▸ **Required work**
Select and reproduce each line of the listing below that bears the string "appliance".

• • • •

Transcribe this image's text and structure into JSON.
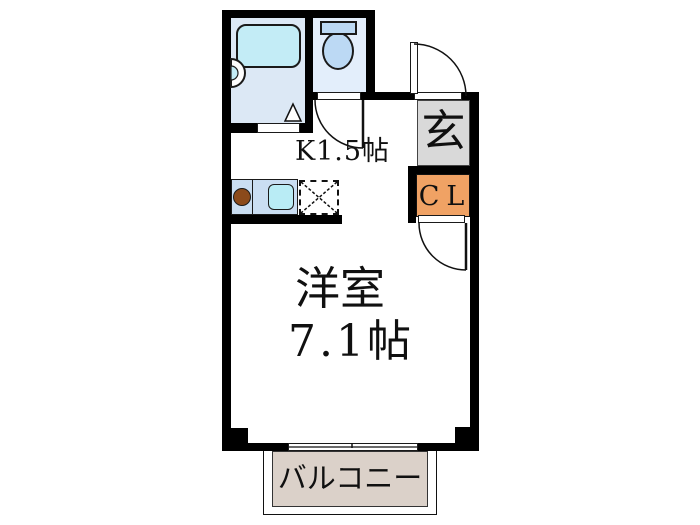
{
  "diagram_type": "japanese-apartment-floor-plan",
  "labels": {
    "kitchen": "K1.5帖",
    "entrance": "玄",
    "closet": "CL",
    "room_name": "洋室",
    "room_size": "7.1帖",
    "balcony": "バルコニー"
  },
  "rooms": [
    {
      "name": "bathroom",
      "fixtures": [
        "bathtub",
        "washbasin"
      ],
      "door": "folding-door-triangle-mark"
    },
    {
      "name": "toilet",
      "fixtures": [
        "toilet-tank",
        "toilet-bowl"
      ],
      "door": "swing-door-arc"
    },
    {
      "name": "kitchen",
      "label": "K1.5帖",
      "fixtures": [
        "stove-burner",
        "kitchen-sink",
        "appliance-space-dashed-x"
      ]
    },
    {
      "name": "entrance-genkan",
      "label": "玄",
      "door": "front-door-swing-arc"
    },
    {
      "name": "closet",
      "label": "CL",
      "door": "swing-door-arc"
    },
    {
      "name": "western-room",
      "label": "洋室",
      "size": "7.1帖",
      "window": "sliding-window"
    },
    {
      "name": "balcony",
      "label": "バルコニー"
    }
  ],
  "icons": {
    "bathtub": "rounded-rect-shape",
    "washbasin": "half-circle-shape",
    "toilet": "tank-plus-oval-bowl-shape",
    "stove-burner": "brown-circle-shape",
    "kitchen-sink": "rounded-square-shape",
    "appliance-space": "dashed-box-with-x",
    "door-swing": "quarter-circle-arc"
  },
  "colors": {
    "wall": "#000000",
    "bath_floor": "#dce8f5",
    "tub": "#c3ecf6",
    "toilet_floor": "#e3eefb",
    "toilet_fixture": "#bcd9f4",
    "counter": "#cadef2",
    "sink": "#b9ecf5",
    "burner": "#8b4a1b",
    "genkan": "#d9d9d9",
    "closet": "#f0a264",
    "balcony": "#dbd1c9"
  }
}
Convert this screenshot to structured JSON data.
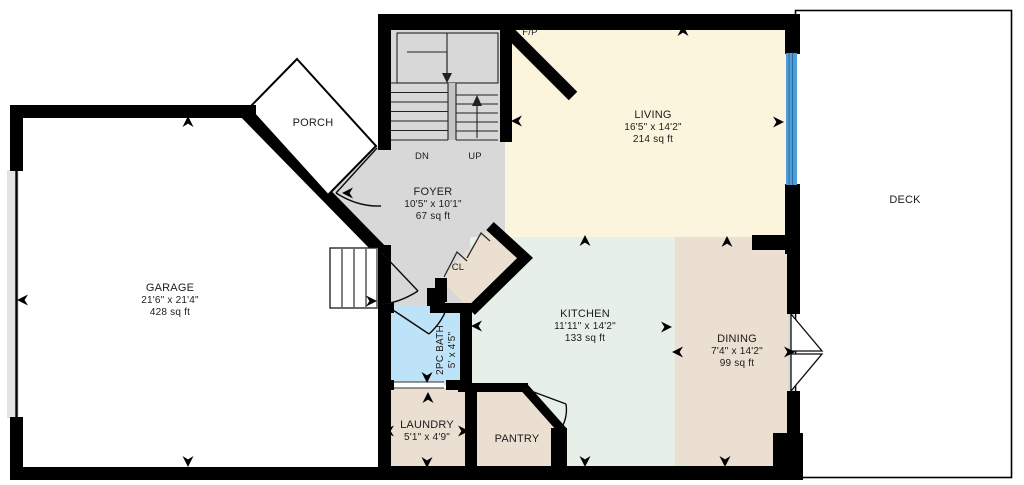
{
  "floorplan": {
    "rooms": {
      "garage": {
        "name": "GARAGE",
        "dims": "21'6\" x 21'4\"",
        "area": "428 sq ft"
      },
      "porch": {
        "name": "PORCH"
      },
      "foyer": {
        "name": "FOYER",
        "dims": "10'5\" x 10'1\"",
        "area": "67 sq ft"
      },
      "living": {
        "name": "LIVING",
        "dims": "16'5\" x 14'2\"",
        "area": "214 sq ft"
      },
      "deck": {
        "name": "DECK"
      },
      "kitchen": {
        "name": "KITCHEN",
        "dims": "11'11\" x 14'2\"",
        "area": "133 sq ft"
      },
      "dining": {
        "name": "DINING",
        "dims": "7'4\" x 14'2\"",
        "area": "99 sq ft"
      },
      "bath": {
        "name": "2PC BATH",
        "dims": "5' x 4'5\""
      },
      "laundry": {
        "name": "LAUNDRY",
        "dims": "5'1\" x 4'9\""
      },
      "pantry": {
        "name": "PANTRY"
      },
      "closet": {
        "name": "CL"
      },
      "fireplace": {
        "name": "F/P"
      }
    },
    "stairs": {
      "down_label": "DN",
      "up_label": "UP"
    },
    "colors": {
      "wall": "#000000",
      "foyer": "#d8d8d8",
      "living": "#fbf5dd",
      "kitchen": "#e7efe9",
      "dining": "#ebdfd1",
      "room_tan": "#eadfd0",
      "bath": "#bee2f7",
      "window": "#4d9ed6",
      "sill": "#d9d9d9",
      "garage_door_band": "#e3e3e3",
      "white": "#ffffff"
    }
  }
}
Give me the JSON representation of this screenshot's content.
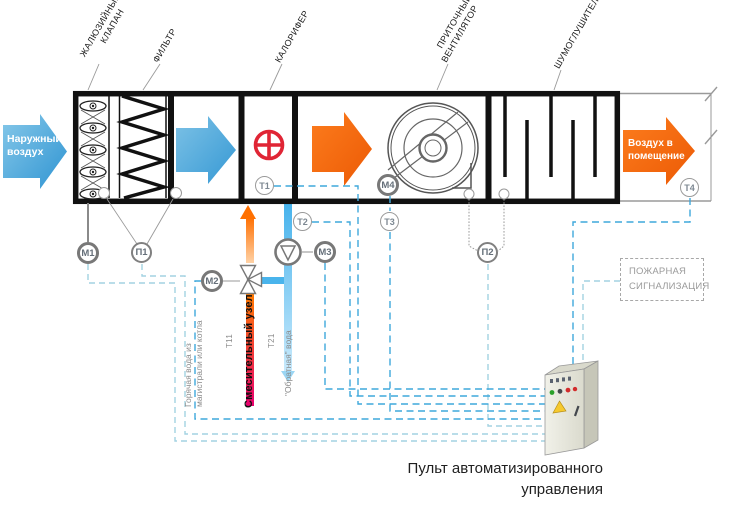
{
  "inlet": {
    "line1": "Наружный",
    "line2": "воздух"
  },
  "outlet": {
    "line1": "Воздух в",
    "line2": "помещение"
  },
  "components": {
    "louver_line1": "ЖАЛЮЗИЙНЫЙ",
    "louver_line2": "КЛАПАН",
    "filter": "ФИЛЬТР",
    "heater": "КАЛОРИФЕР",
    "fan_line1": "ПРИТОЧНЫЙ",
    "fan_line2": "ВЕНТИЛЯТОР",
    "silencer": "ШУМОГЛУШИТЕЛЬ"
  },
  "sensors": {
    "m1": "М1",
    "p1": "П1",
    "m2": "М2",
    "m3": "М3",
    "m4": "М4",
    "p2": "П2",
    "t1": "Т1",
    "t2": "Т2",
    "t3": "Т3",
    "t4": "Т4"
  },
  "mixing_unit": {
    "title": "Смесительный узел",
    "hot_line1": "Горячая вода из",
    "hot_line2": "магистрали или котла",
    "supply_tag": "Т11",
    "return_tag": "Т21",
    "return_label": "\"Обратная\" вода"
  },
  "fire_alarm": {
    "line1": "ПОЖАРНАЯ",
    "line2": "СИГНАЛИЗАЦИЯ"
  },
  "control_panel": {
    "caption_line1": "Пульт автоматизированного",
    "caption_line2": "управления"
  },
  "colors": {
    "arrow_blue": "#2f94d2",
    "arrow_orange": "#f3650c",
    "heater_red": "#e02535",
    "hot_supply_top": "#ff7a00",
    "hot_supply_bottom": "#e8006e",
    "return_water": "#45b2ec",
    "signal_dashed": "#3fa8dc",
    "signal_dashed_pale": "#a3d2e2"
  }
}
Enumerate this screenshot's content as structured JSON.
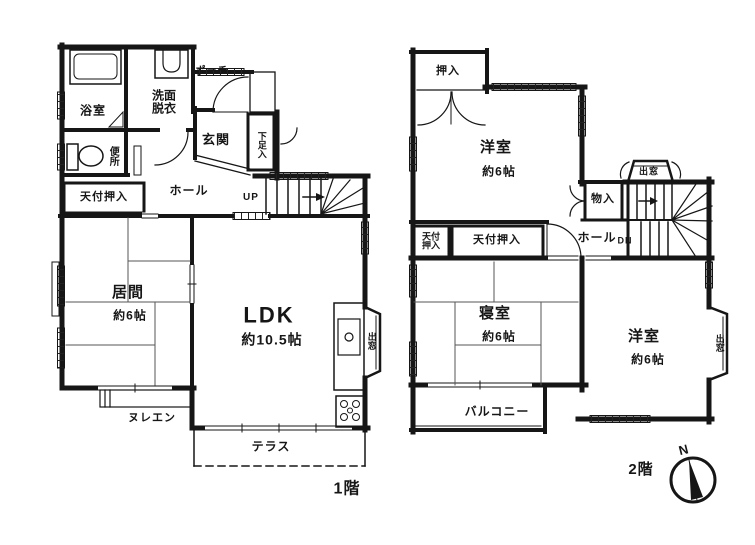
{
  "colors": {
    "ink": "#161616",
    "paper": "#ffffff"
  },
  "floor1": {
    "title": "1階",
    "labels": {
      "porch": "ポーチ",
      "bath": "浴室",
      "washroom": "洗面脱衣",
      "toilet": "便所",
      "entrance": "玄関",
      "shoe_cabinet": "下足入",
      "ceiling_closet": "天付押入",
      "hall": "ホール",
      "stairs_up": "UP",
      "living": "居間",
      "living_size": "約6帖",
      "ldk": "LDK",
      "ldk_size": "約10.5帖",
      "bay_window": "出窓",
      "open_veranda": "ヌレエン",
      "terrace": "テラス"
    }
  },
  "floor2": {
    "title": "2階",
    "labels": {
      "closet": "押入",
      "west_room_north": "洋室",
      "west_room_north_size": "約6帖",
      "bay_window_top": "出窓",
      "storage": "物入",
      "hall": "ホール",
      "stairs_down": "DN",
      "ceiling_closet_small": "天付押入",
      "ceiling_closet_wide": "天付押入",
      "bedroom": "寝室",
      "bedroom_size": "約6帖",
      "west_room_south": "洋室",
      "west_room_south_size": "約6帖",
      "bay_window_right": "出窓",
      "balcony": "バルコニー"
    }
  },
  "compass": {
    "north": "N"
  }
}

• • • •

▸ **Answer for the task**
        "appliance-space-dashed-x"
    "appliance-space": "dashed-box-with-x",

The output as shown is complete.